Print the records below word for word, but leave out the pictures.

→ DATA TO USE:

====

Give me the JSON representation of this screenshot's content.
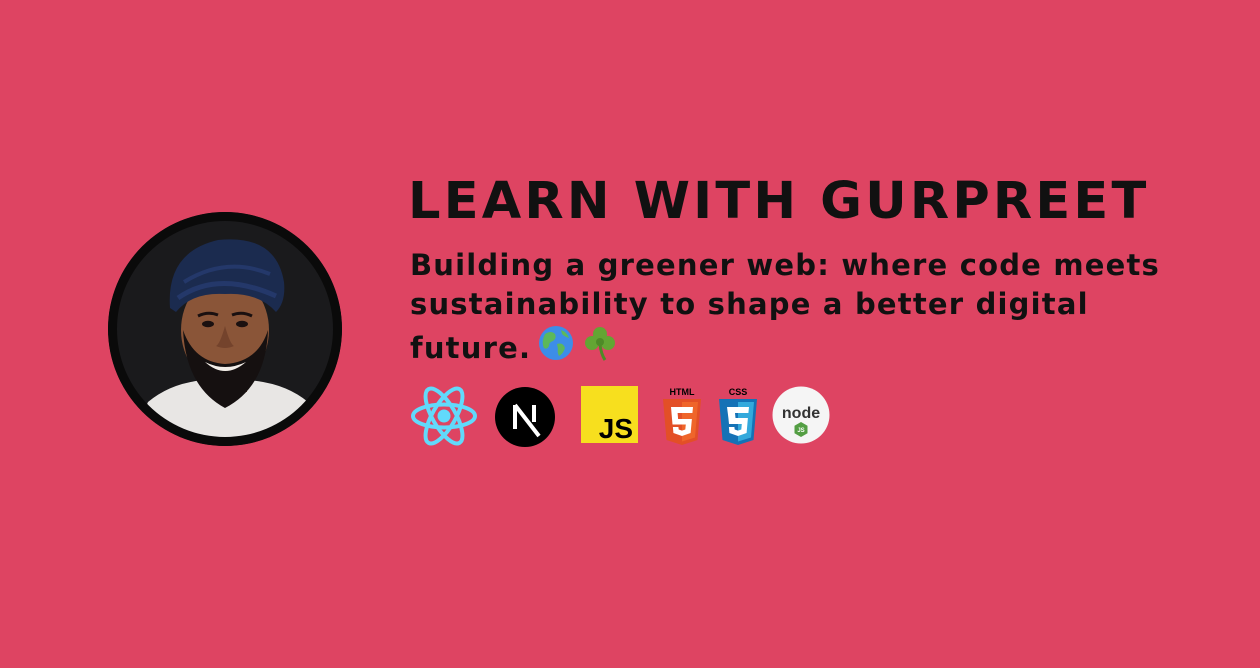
{
  "profile": {
    "title": "LEARN WITH GURPREET",
    "tagline": "Building a greener web: where code meets sustainability to shape a better digital future.",
    "emojis": [
      "globe-americas-icon",
      "shamrock-icon"
    ]
  },
  "tech_stack": [
    {
      "name": "React",
      "icon": "react-icon",
      "color": "#61dafb"
    },
    {
      "name": "Next.js",
      "icon": "nextjs-icon",
      "color": "#000000"
    },
    {
      "name": "JavaScript",
      "icon": "javascript-icon",
      "label": "JS",
      "color": "#f7df1e"
    },
    {
      "name": "HTML5",
      "icon": "html5-icon",
      "label": "HTML",
      "color": "#e34f26"
    },
    {
      "name": "CSS3",
      "icon": "css3-icon",
      "label": "CSS",
      "color": "#1572b6"
    },
    {
      "name": "Node.js",
      "icon": "nodejs-icon",
      "label": "node",
      "color": "#539e43"
    }
  ],
  "colors": {
    "background": "#de4462",
    "text": "#111111"
  }
}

====

→ THE REPLY:
Give me the JSON representation of this screenshot's content.
{
  "profile": {
    "title": "LEARN WITH GURPREET",
    "tagline": "Building a greener web: where code meets sustainability to shape a better digital future.",
    "emojis": [
      "globe-americas-icon",
      "shamrock-icon"
    ]
  },
  "tech_stack": [
    {
      "name": "React",
      "icon": "react-icon",
      "color": "#61dafb"
    },
    {
      "name": "Next.js",
      "icon": "nextjs-icon",
      "color": "#000000"
    },
    {
      "name": "JavaScript",
      "icon": "javascript-icon",
      "label": "JS",
      "color": "#f7df1e"
    },
    {
      "name": "HTML5",
      "icon": "html5-icon",
      "label": "HTML",
      "color": "#e34f26"
    },
    {
      "name": "CSS3",
      "icon": "css3-icon",
      "label": "CSS",
      "color": "#1572b6"
    },
    {
      "name": "Node.js",
      "icon": "nodejs-icon",
      "label": "node",
      "color": "#539e43"
    }
  ],
  "colors": {
    "background": "#de4462",
    "text": "#111111"
  }
}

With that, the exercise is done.